Problem to solve | Give an exact copy of every line, leaving images out.
* Start Records provided *
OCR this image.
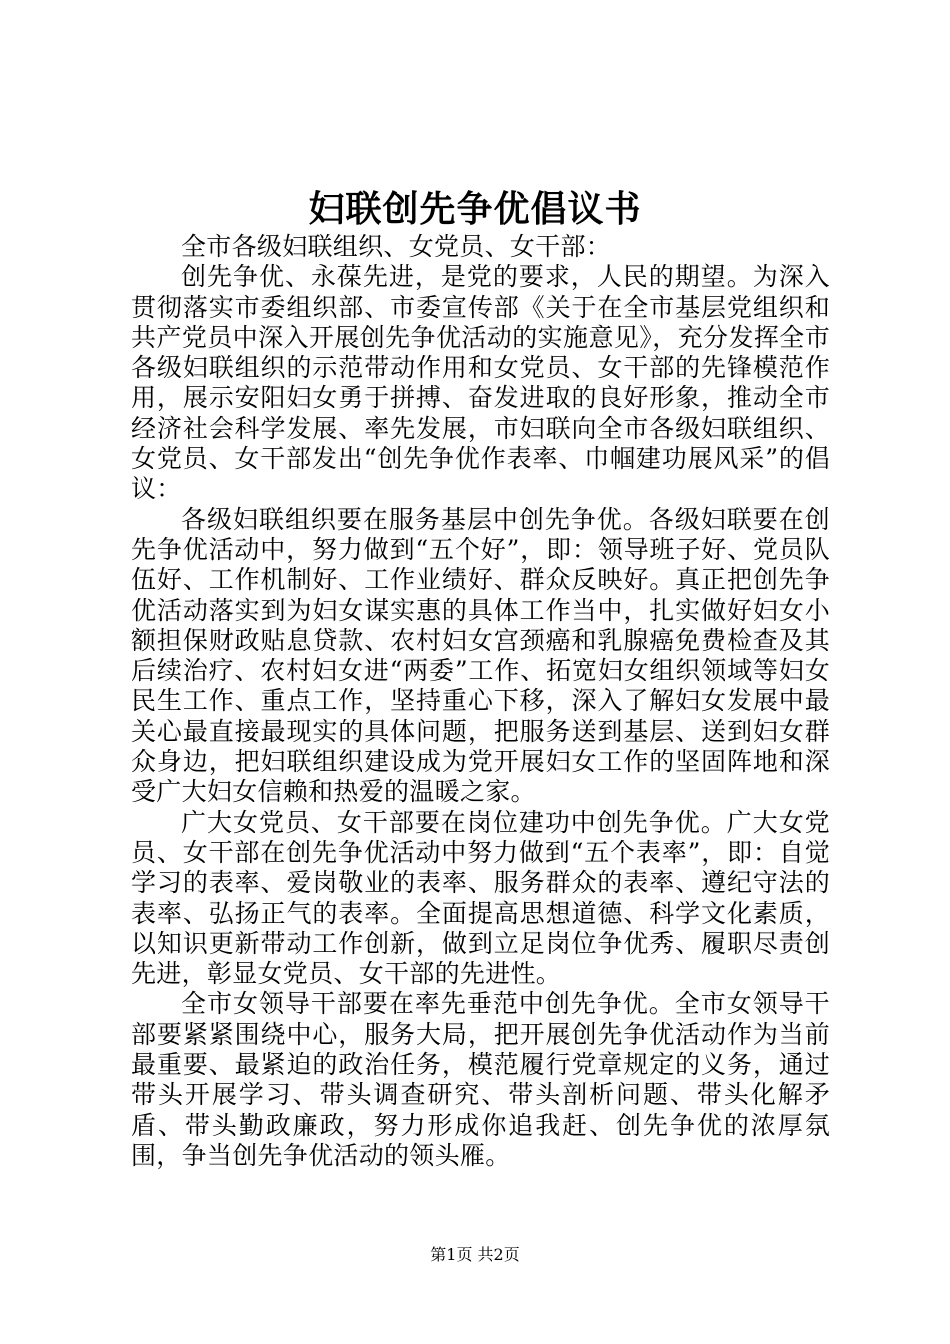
妇联创先争优倡议书

全市各级妇联组织、女党员、女干部：

创先争优、永葆先进，是党的要求，人民的期望。为深入贯彻落实市委组织部、市委宣传部《关于在全市基层党组织和共产党员中深入开展创先争优活动的实施意见》，充分发挥全市各级妇联组织的示范带动作用和女党员、女干部的先锋模范作用，展示安阳妇女勇于拼搏、奋发进取的良好形象，推动全市经济社会科学发展、率先发展，市妇联向全市各级妇联组织、女党员、女干部发出“创先争优作表率、巾帼建功展风采”的倡议：

各级妇联组织要在服务基层中创先争优。各级妇联要在创先争优活动中，努力做到“五个好”，即：领导班子好、党员队伍好、工作机制好、工作业绩好、群众反映好。真正把创先争优活动落实到为妇女谋实惠的具体工作当中，扎实做好妇女小额担保财政贴息贷款、农村妇女宫颈癌和乳腺癌免费检查及其后续治疗、农村妇女进“两委”工作、拓宽妇女组织领域等妇女民生工作、重点工作，坚持重心下移，深入了解妇女发展中最关心最直接最现实的具体问题，把服务送到基层、送到妇女群众身边，把妇联组织建设成为党开展妇女工作的坚固阵地和深受广大妇女信赖和热爱的温暖之家。

广大女党员、女干部要在岗位建功中创先争优。广大女党员、女干部在创先争优活动中努力做到“五个表率”，即：自觉学习的表率、爱岗敬业的表率、服务群众的表率、遵纪守法的表率、弘扬正气的表率。全面提高思想道德、科学文化素质，以知识更新带动工作创新，做到立足岗位争优秀、履职尽责创先进，彰显女党员、女干部的先进性。

全市女领导干部要在率先垂范中创先争优。全市女领导干部要紧紧围绕中心，服务大局，把开展创先争优活动作为当前最重要、最紧迫的政治任务，模范履行党章规定的义务，通过带头开展学习、带头调查研究、带头剖析问题、带头化解矛盾、带头勤政廉政，努力形成你追我赶、创先争优的浓厚氛围，争当创先争优活动的领头雁。

第1页 共2页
* End Records provided *
Task output |
OCR this image.
妇联创先争优倡议书

全市各级妇联组织、女党员、女干部：

创先争优、永葆先进，是党的要求，人民的期望。为深入贯彻落实市委组织部、市委宣传部《关于在全市基层党组织和共产党员中深入开展创先争优活动的实施意见》，充分发挥全市各级妇联组织的示范带动作用和女党员、女干部的先锋模范作用，展示安阳妇女勇于拼搏、奋发进取的良好形象，推动全市经济社会科学发展、率先发展，市妇联向全市各级妇联组织、女党员、女干部发出“创先争优作表率、巾帼建功展风采”的倡议：

各级妇联组织要在服务基层中创先争优。各级妇联要在创先争优活动中，努力做到“五个好”，即：领导班子好、党员队伍好、工作机制好、工作业绩好、群众反映好。真正把创先争优活动落实到为妇女谋实惠的具体工作当中，扎实做好妇女小额担保财政贴息贷款、农村妇女宫颈癌和乳腺癌免费检查及其后续治疗、农村妇女进“两委”工作、拓宽妇女组织领域等妇女民生工作、重点工作，坚持重心下移，深入了解妇女发展中最关心最直接最现实的具体问题，把服务送到基层、送到妇女群众身边，把妇联组织建设成为党开展妇女工作的坚固阵地和深受广大妇女信赖和热爱的温暖之家。

广大女党员、女干部要在岗位建功中创先争优。广大女党员、女干部在创先争优活动中努力做到“五个表率”，即：自觉学习的表率、爱岗敬业的表率、服务群众的表率、遵纪守法的表率、弘扬正气的表率。全面提高思想道德、科学文化素质，以知识更新带动工作创新，做到立足岗位争优秀、履职尽责创先进，彰显女党员、女干部的先进性。

全市女领导干部要在率先垂范中创先争优。全市女领导干部要紧紧围绕中心，服务大局，把开展创先争优活动作为当前最重要、最紧迫的政治任务，模范履行党章规定的义务，通过带头开展学习、带头调查研究、带头剖析问题、带头化解矛盾、带头勤政廉政，努力形成你追我赶、创先争优的浓厚氛围，争当创先争优活动的领头雁。

第1页 共2页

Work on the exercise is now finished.